● DESCRIPTION OF THE TASK
Scan the records for the string "name"; copy each line where it occurs.

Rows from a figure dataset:
————————

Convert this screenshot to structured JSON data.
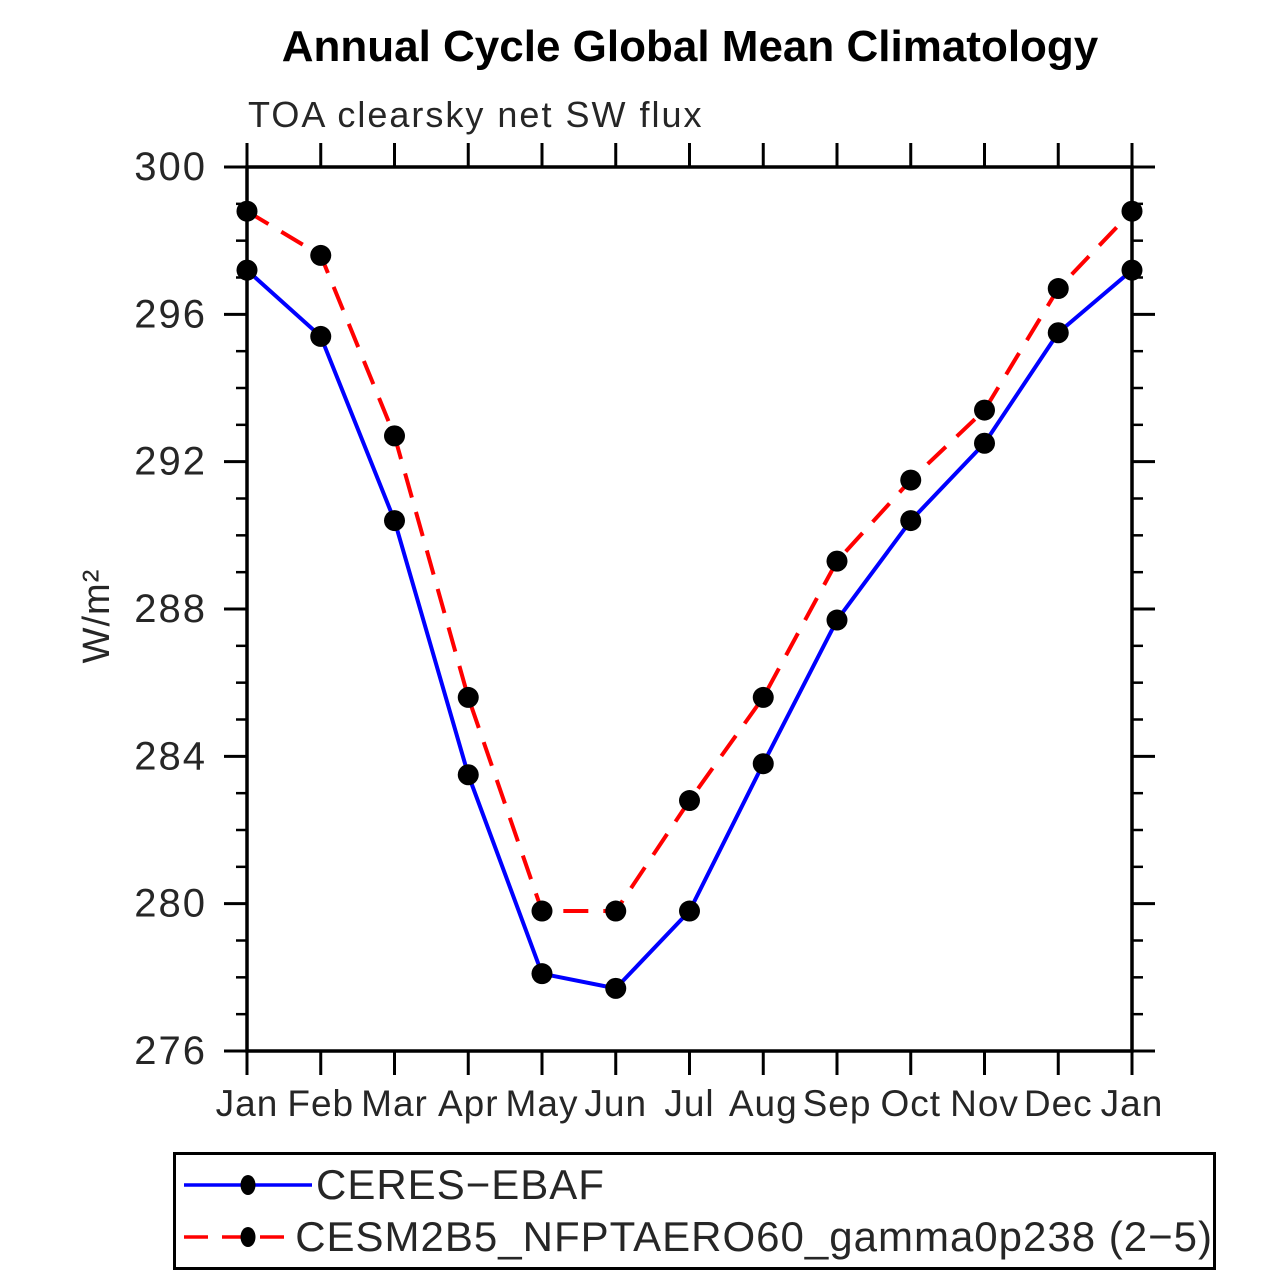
{
  "chart_data": {
    "type": "line",
    "title": "Annual Cycle Global Mean Climatology",
    "subtitle": "TOA clearsky net SW flux",
    "ylabel": "W/m²",
    "categories": [
      "Jan",
      "Feb",
      "Mar",
      "Apr",
      "May",
      "Jun",
      "Jul",
      "Aug",
      "Sep",
      "Oct",
      "Nov",
      "Dec",
      "Jan"
    ],
    "ylim": [
      276,
      300
    ],
    "yticks_major": [
      276,
      280,
      284,
      288,
      292,
      296,
      300
    ],
    "ytick_minor_step": 1,
    "grid": false,
    "legend_position": "bottom-left-box",
    "series": [
      {
        "name": "CERES−EBAF",
        "line_style": "solid",
        "color": "#0000ff",
        "marker": "filled-circle",
        "marker_color": "#000000",
        "values": [
          297.2,
          295.4,
          290.4,
          283.5,
          278.1,
          277.7,
          279.8,
          283.8,
          287.7,
          290.4,
          292.5,
          295.5,
          297.2
        ]
      },
      {
        "name": "CESM2B5_NFPTAERO60_gamma0p238 (2−5)",
        "line_style": "dashed",
        "color": "#ff0000",
        "marker": "filled-circle",
        "marker_color": "#000000",
        "values": [
          298.8,
          297.6,
          292.7,
          285.6,
          279.8,
          279.8,
          282.8,
          285.6,
          289.3,
          291.5,
          293.4,
          296.7,
          298.8
        ]
      }
    ]
  },
  "colors": {
    "axis": "#000000",
    "text": "#262626",
    "background": "#ffffff"
  }
}
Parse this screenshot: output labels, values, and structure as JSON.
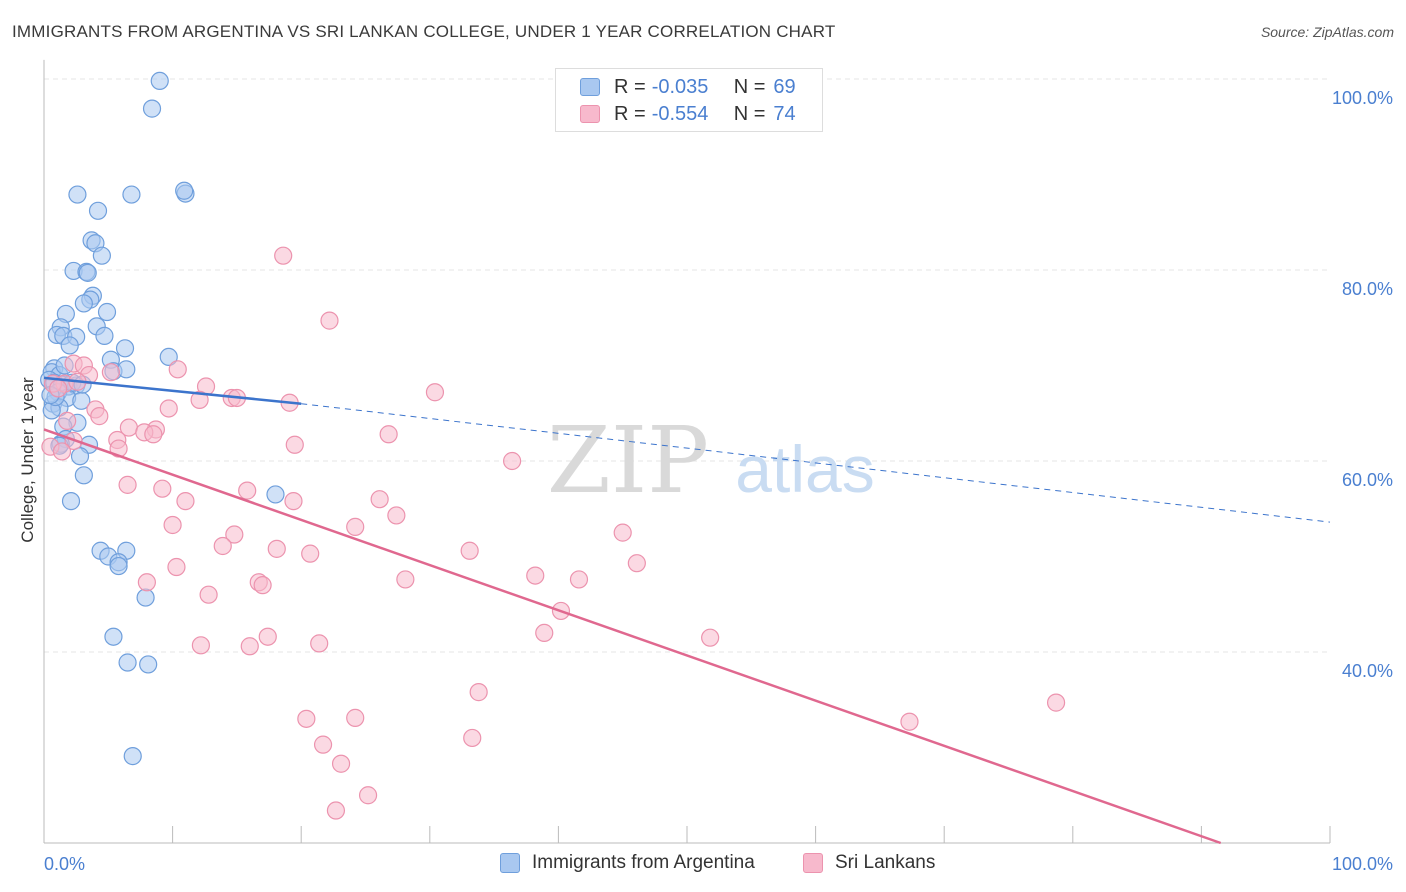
{
  "title": "IMMIGRANTS FROM ARGENTINA VS SRI LANKAN COLLEGE, UNDER 1 YEAR CORRELATION CHART",
  "source": "Source: ZipAtlas.com",
  "watermark": {
    "zip": "ZIP",
    "atlas": "atlas"
  },
  "colors": {
    "blue_fill": "#a9c8f0",
    "blue_stroke": "#6f9fdc",
    "blue_line": "#3c74cc",
    "pink_fill": "#f7b9cc",
    "pink_stroke": "#ec93ae",
    "pink_line": "#e0688f",
    "axis_label": "#4a7fd0",
    "grid": "#e6e6e6"
  },
  "legend": {
    "rows": [
      {
        "r_label": "R =",
        "r_value": "-0.035",
        "n_label": "N =",
        "n_value": "69"
      },
      {
        "r_label": "R =",
        "r_value": "-0.554",
        "n_label": "N =",
        "n_value": "74"
      }
    ],
    "bottom": [
      "Immigrants from Argentina",
      "Sri Lankans"
    ]
  },
  "chart_data": {
    "type": "scatter",
    "title": "IMMIGRANTS FROM ARGENTINA VS SRI LANKAN COLLEGE, UNDER 1 YEAR CORRELATION CHART",
    "xlabel": "",
    "ylabel": "College, Under 1 year",
    "xlim": [
      0,
      100
    ],
    "ylim": [
      20,
      102
    ],
    "x_tick_labels": [
      "0.0%",
      "100.0%"
    ],
    "y_ticks": [
      40,
      60,
      80,
      100
    ],
    "y_tick_labels": [
      "40.0%",
      "60.0%",
      "80.0%",
      "100.0%"
    ],
    "series": [
      {
        "name": "Immigrants from Argentina",
        "r": -0.035,
        "n": 69,
        "trend": {
          "x0": 0,
          "y0": 68.7,
          "x_solid_end": 20,
          "y_solid_end": 66.0,
          "x1": 100,
          "y1": 53.6
        },
        "points": [
          [
            9.0,
            99.8
          ],
          [
            8.4,
            96.9
          ],
          [
            2.6,
            87.9
          ],
          [
            6.8,
            87.9
          ],
          [
            11.0,
            88.0
          ],
          [
            10.9,
            88.3
          ],
          [
            4.2,
            86.2
          ],
          [
            3.7,
            83.1
          ],
          [
            4.0,
            82.8
          ],
          [
            4.5,
            81.5
          ],
          [
            2.3,
            79.9
          ],
          [
            3.3,
            79.8
          ],
          [
            3.4,
            79.7
          ],
          [
            3.8,
            77.3
          ],
          [
            3.6,
            76.9
          ],
          [
            3.1,
            76.5
          ],
          [
            1.7,
            75.4
          ],
          [
            4.9,
            75.6
          ],
          [
            4.1,
            74.1
          ],
          [
            1.3,
            74.0
          ],
          [
            1.0,
            73.2
          ],
          [
            1.5,
            73.1
          ],
          [
            2.5,
            73.0
          ],
          [
            4.7,
            73.1
          ],
          [
            2.0,
            72.1
          ],
          [
            6.3,
            71.8
          ],
          [
            9.7,
            70.9
          ],
          [
            5.2,
            70.6
          ],
          [
            0.8,
            69.7
          ],
          [
            0.6,
            69.3
          ],
          [
            1.2,
            69.0
          ],
          [
            5.4,
            69.4
          ],
          [
            6.4,
            69.6
          ],
          [
            0.4,
            68.5
          ],
          [
            0.8,
            68.2
          ],
          [
            1.4,
            68.0
          ],
          [
            1.9,
            67.8
          ],
          [
            2.5,
            67.9
          ],
          [
            1.1,
            67.2
          ],
          [
            1.8,
            66.6
          ],
          [
            2.9,
            66.3
          ],
          [
            0.7,
            66.0
          ],
          [
            1.2,
            65.6
          ],
          [
            0.6,
            65.3
          ],
          [
            2.6,
            64.0
          ],
          [
            1.5,
            63.6
          ],
          [
            1.7,
            62.3
          ],
          [
            1.3,
            61.8
          ],
          [
            3.5,
            61.7
          ],
          [
            1.2,
            61.6
          ],
          [
            2.8,
            60.5
          ],
          [
            3.1,
            58.5
          ],
          [
            2.1,
            55.8
          ],
          [
            18.0,
            56.5
          ],
          [
            4.4,
            50.6
          ],
          [
            6.4,
            50.6
          ],
          [
            5.0,
            50.0
          ],
          [
            5.8,
            49.4
          ],
          [
            5.8,
            49.0
          ],
          [
            7.9,
            45.7
          ],
          [
            5.4,
            41.6
          ],
          [
            6.5,
            38.9
          ],
          [
            8.1,
            38.7
          ],
          [
            6.9,
            29.1
          ],
          [
            2.2,
            68.2
          ],
          [
            0.9,
            66.7
          ],
          [
            1.6,
            70.0
          ],
          [
            3.0,
            68.0
          ],
          [
            0.5,
            66.9
          ]
        ]
      },
      {
        "name": "Sri Lankans",
        "r": -0.554,
        "n": 74,
        "trend": {
          "x0": 0,
          "y0": 63.3,
          "x1": 91.5,
          "y1": 20.0
        },
        "points": [
          [
            18.6,
            81.5
          ],
          [
            22.2,
            74.7
          ],
          [
            2.3,
            70.2
          ],
          [
            3.1,
            70.0
          ],
          [
            5.2,
            69.3
          ],
          [
            10.4,
            69.6
          ],
          [
            3.5,
            69.0
          ],
          [
            1.6,
            68.1
          ],
          [
            12.6,
            67.8
          ],
          [
            14.6,
            66.6
          ],
          [
            15.0,
            66.6
          ],
          [
            12.1,
            66.4
          ],
          [
            19.1,
            66.1
          ],
          [
            30.4,
            67.2
          ],
          [
            4.0,
            65.4
          ],
          [
            9.7,
            65.5
          ],
          [
            4.3,
            64.7
          ],
          [
            1.8,
            64.2
          ],
          [
            6.6,
            63.5
          ],
          [
            8.7,
            63.3
          ],
          [
            7.8,
            63.0
          ],
          [
            8.5,
            62.8
          ],
          [
            26.8,
            62.8
          ],
          [
            5.7,
            62.2
          ],
          [
            2.3,
            62.1
          ],
          [
            0.5,
            61.5
          ],
          [
            5.8,
            61.3
          ],
          [
            19.5,
            61.7
          ],
          [
            36.4,
            60.0
          ],
          [
            6.5,
            57.5
          ],
          [
            9.2,
            57.1
          ],
          [
            15.8,
            56.9
          ],
          [
            26.1,
            56.0
          ],
          [
            11.0,
            55.8
          ],
          [
            19.4,
            55.8
          ],
          [
            27.4,
            54.3
          ],
          [
            10.0,
            53.3
          ],
          [
            24.2,
            53.1
          ],
          [
            45.0,
            52.5
          ],
          [
            14.8,
            52.3
          ],
          [
            13.9,
            51.1
          ],
          [
            18.1,
            50.8
          ],
          [
            20.7,
            50.3
          ],
          [
            33.1,
            50.6
          ],
          [
            46.1,
            49.3
          ],
          [
            10.3,
            48.9
          ],
          [
            38.2,
            48.0
          ],
          [
            41.6,
            47.6
          ],
          [
            28.1,
            47.6
          ],
          [
            8.0,
            47.3
          ],
          [
            16.7,
            47.3
          ],
          [
            17.0,
            47.0
          ],
          [
            12.8,
            46.0
          ],
          [
            40.2,
            44.3
          ],
          [
            38.9,
            42.0
          ],
          [
            51.8,
            41.5
          ],
          [
            17.4,
            41.6
          ],
          [
            21.4,
            40.9
          ],
          [
            12.2,
            40.7
          ],
          [
            16.0,
            40.6
          ],
          [
            33.8,
            35.8
          ],
          [
            78.7,
            34.7
          ],
          [
            20.4,
            33.0
          ],
          [
            24.2,
            33.1
          ],
          [
            67.3,
            32.7
          ],
          [
            33.3,
            31.0
          ],
          [
            21.7,
            30.3
          ],
          [
            23.1,
            28.3
          ],
          [
            25.2,
            25.0
          ],
          [
            22.7,
            23.4
          ],
          [
            0.7,
            68.1
          ],
          [
            1.1,
            67.6
          ],
          [
            2.6,
            68.3
          ],
          [
            1.4,
            61.0
          ]
        ]
      }
    ]
  }
}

————————

● RESULT OF THIS EXERCISE
        "name": "CERES−EBAF",
        "name": "CESM2B5_NFPTAERO60_gamma0p238 (2−5)",
        "name": "Immigrants from Argentina",
        "name": "Sri Lankans",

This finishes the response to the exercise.